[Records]
▬▬▬▬▬▬

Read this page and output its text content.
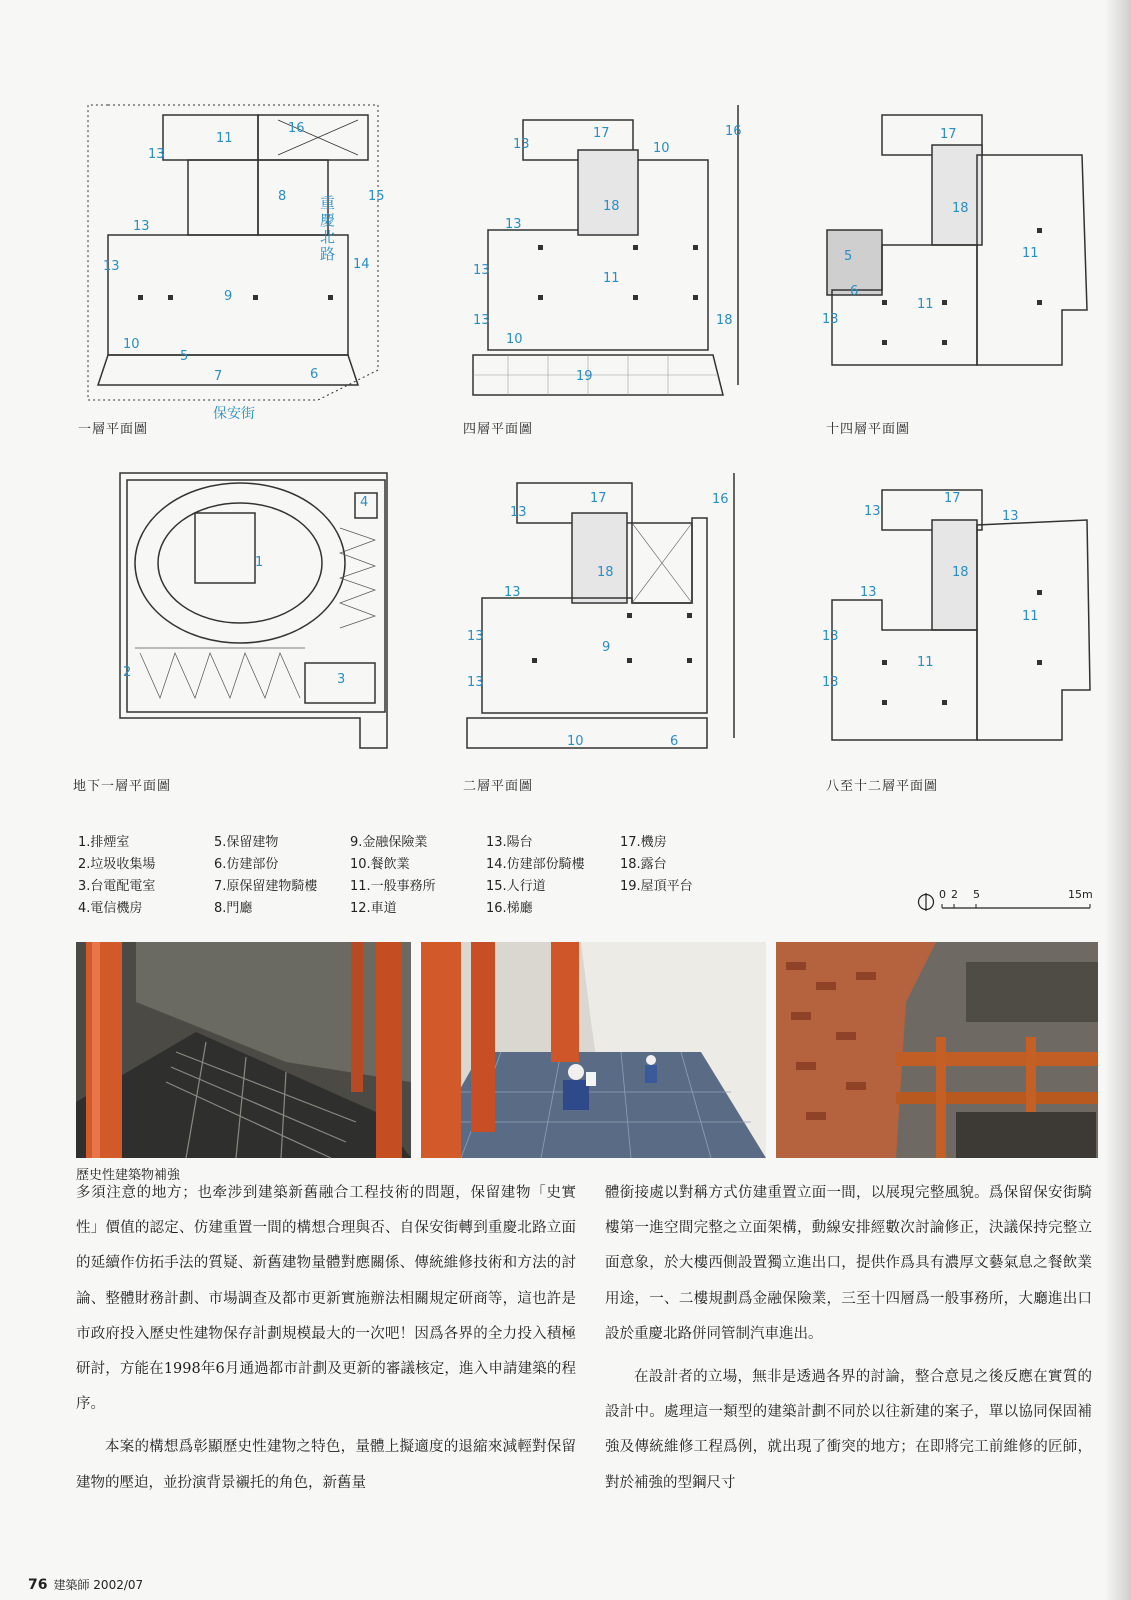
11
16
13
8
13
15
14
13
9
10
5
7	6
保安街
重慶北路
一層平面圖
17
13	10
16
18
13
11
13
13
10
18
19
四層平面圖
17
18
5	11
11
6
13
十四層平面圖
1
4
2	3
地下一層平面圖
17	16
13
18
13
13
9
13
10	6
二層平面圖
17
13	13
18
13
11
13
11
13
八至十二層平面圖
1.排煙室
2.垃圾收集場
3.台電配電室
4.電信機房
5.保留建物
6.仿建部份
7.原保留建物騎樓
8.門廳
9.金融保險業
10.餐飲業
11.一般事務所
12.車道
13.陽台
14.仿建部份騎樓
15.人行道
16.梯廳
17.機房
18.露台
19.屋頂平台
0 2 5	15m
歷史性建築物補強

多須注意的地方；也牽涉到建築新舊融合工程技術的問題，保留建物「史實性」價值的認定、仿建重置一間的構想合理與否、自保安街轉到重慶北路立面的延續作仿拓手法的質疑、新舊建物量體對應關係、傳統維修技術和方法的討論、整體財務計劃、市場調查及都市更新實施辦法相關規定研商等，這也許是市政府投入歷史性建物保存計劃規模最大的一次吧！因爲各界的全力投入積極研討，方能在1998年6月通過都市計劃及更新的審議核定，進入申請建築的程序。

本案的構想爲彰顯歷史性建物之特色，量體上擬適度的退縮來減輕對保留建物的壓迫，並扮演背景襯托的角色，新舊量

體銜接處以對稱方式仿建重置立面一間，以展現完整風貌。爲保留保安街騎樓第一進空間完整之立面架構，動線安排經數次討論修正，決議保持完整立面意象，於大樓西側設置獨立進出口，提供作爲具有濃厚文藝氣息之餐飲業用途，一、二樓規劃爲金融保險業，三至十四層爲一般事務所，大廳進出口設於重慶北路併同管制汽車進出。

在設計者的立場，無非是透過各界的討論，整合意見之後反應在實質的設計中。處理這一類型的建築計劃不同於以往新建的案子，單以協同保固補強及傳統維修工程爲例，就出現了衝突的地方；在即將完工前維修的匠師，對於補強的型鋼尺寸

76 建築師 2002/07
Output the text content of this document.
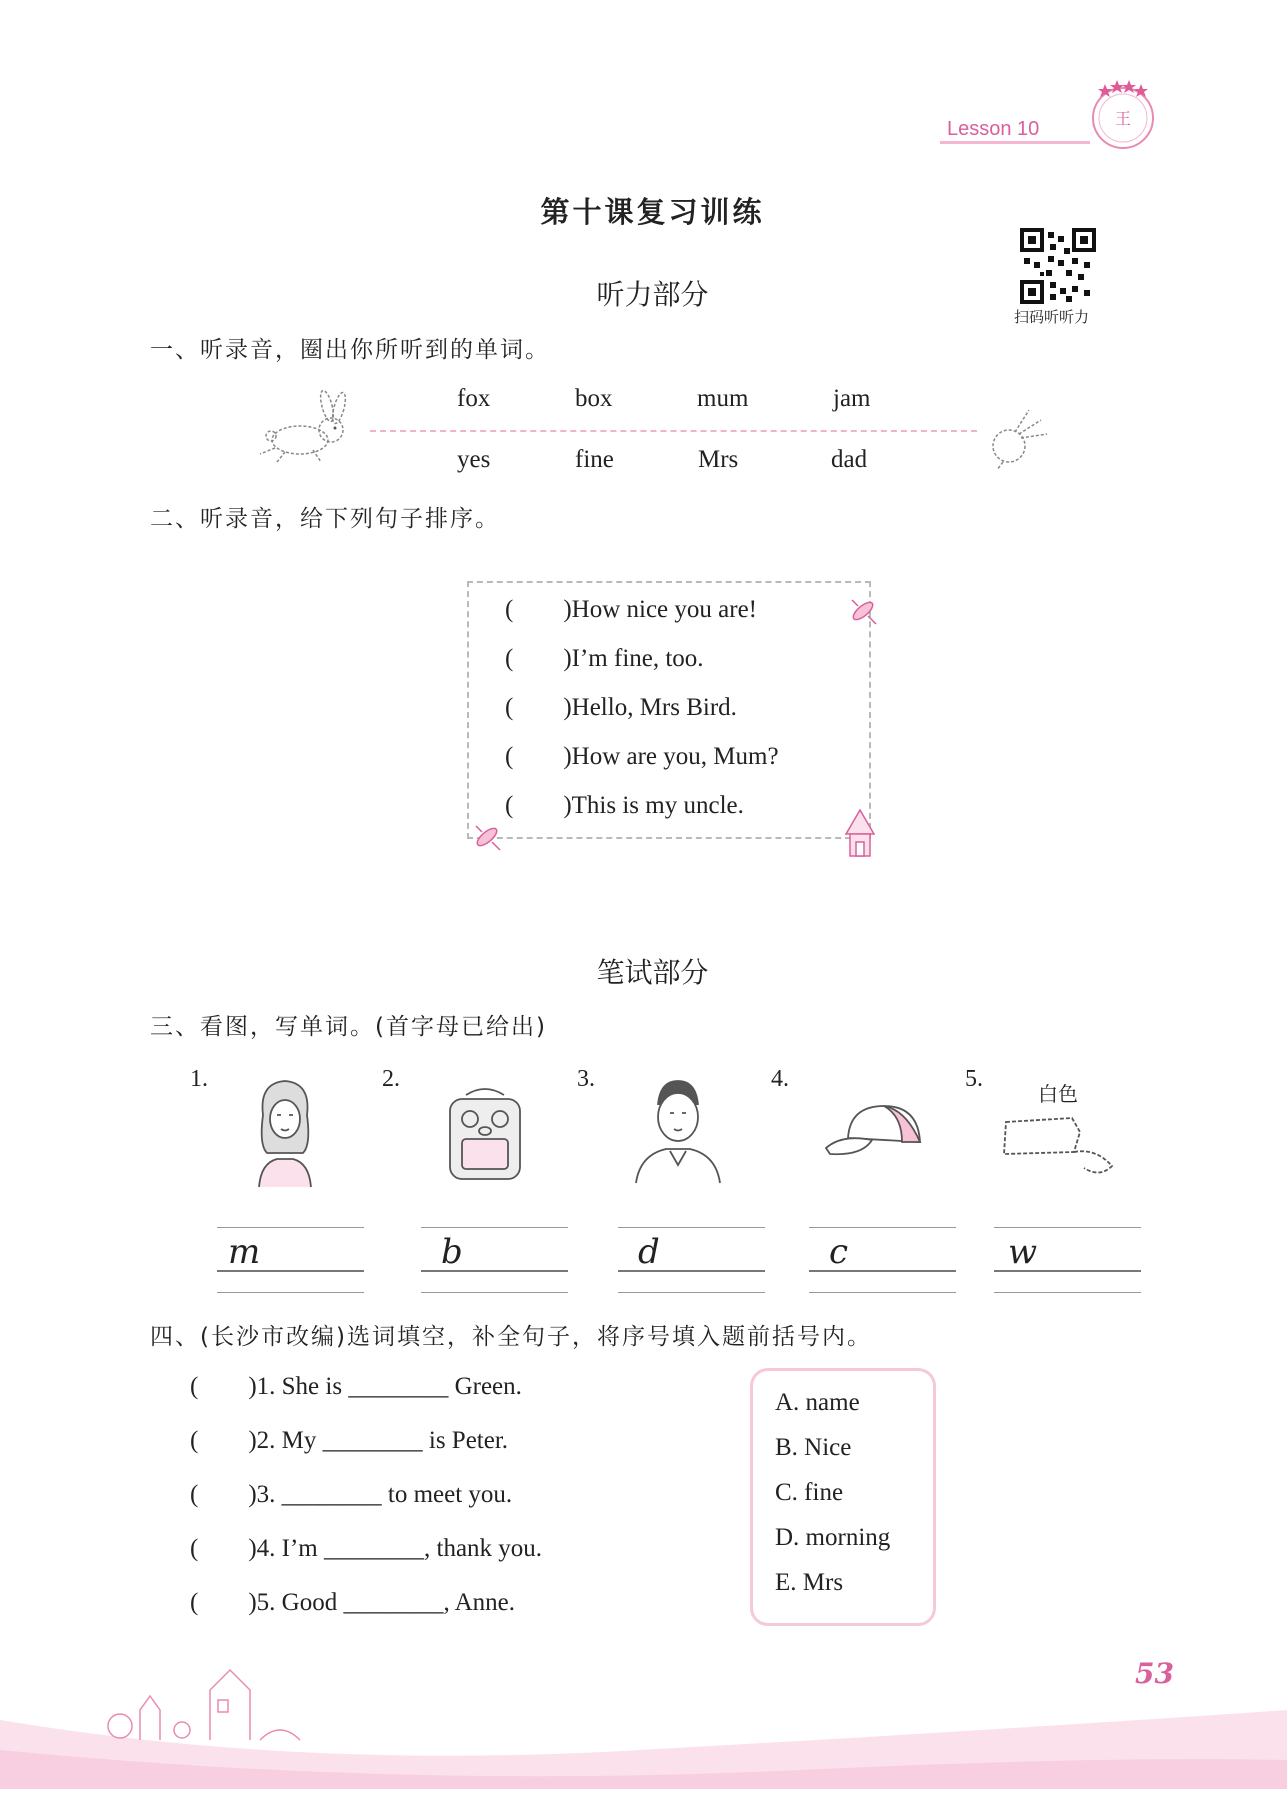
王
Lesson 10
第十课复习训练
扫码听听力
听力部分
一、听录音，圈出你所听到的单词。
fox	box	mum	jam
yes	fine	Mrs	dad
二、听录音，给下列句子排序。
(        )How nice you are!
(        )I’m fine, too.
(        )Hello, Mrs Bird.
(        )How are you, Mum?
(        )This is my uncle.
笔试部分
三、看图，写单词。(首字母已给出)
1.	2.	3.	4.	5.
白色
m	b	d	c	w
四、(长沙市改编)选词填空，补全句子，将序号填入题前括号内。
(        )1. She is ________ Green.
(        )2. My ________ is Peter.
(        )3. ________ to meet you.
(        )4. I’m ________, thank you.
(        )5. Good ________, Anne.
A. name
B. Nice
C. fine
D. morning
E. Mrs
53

▬▬▬▬▬▬

• [Prompt]: From the listing, copy each line containing the word "content".

• [Expected output]:
Read this page and output its text content.
Output the text content of this document.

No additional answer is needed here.